• **WHAT YOU WILL DO**
Using the data beneath, show every line that includes the word "label".

>>>

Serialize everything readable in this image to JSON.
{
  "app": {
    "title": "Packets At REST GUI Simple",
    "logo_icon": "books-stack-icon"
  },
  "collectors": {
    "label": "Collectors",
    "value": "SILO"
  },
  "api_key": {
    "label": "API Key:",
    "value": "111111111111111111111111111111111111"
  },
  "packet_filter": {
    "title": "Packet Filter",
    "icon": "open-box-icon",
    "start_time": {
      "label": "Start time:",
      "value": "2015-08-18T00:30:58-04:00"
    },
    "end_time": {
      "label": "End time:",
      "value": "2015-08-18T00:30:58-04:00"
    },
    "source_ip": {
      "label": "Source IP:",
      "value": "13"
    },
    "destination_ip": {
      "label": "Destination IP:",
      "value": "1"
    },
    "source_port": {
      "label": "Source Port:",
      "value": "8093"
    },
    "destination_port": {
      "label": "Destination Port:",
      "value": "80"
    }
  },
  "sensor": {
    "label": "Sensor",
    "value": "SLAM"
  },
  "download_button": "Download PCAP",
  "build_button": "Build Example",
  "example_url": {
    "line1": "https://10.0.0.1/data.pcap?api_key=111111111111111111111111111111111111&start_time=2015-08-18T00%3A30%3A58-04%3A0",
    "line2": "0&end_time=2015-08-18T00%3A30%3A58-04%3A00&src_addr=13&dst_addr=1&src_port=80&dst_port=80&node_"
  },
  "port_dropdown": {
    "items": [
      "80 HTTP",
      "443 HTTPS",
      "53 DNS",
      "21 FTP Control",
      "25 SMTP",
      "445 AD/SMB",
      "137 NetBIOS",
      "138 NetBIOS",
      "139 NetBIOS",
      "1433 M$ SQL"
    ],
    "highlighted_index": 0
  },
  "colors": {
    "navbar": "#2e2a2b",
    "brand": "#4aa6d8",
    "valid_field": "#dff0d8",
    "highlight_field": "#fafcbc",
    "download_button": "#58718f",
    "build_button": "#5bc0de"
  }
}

<<<

• **RIGHT ANSWER**
    "label": "Collectors",
    "label": "API Key:",
      "label": "Start time:",
      "label": "End time:",
      "label": "Source IP:",
      "label": "Destination IP:",
      "label": "Source Port:",
      "label": "Destination Port:",
    "label": "Sensor",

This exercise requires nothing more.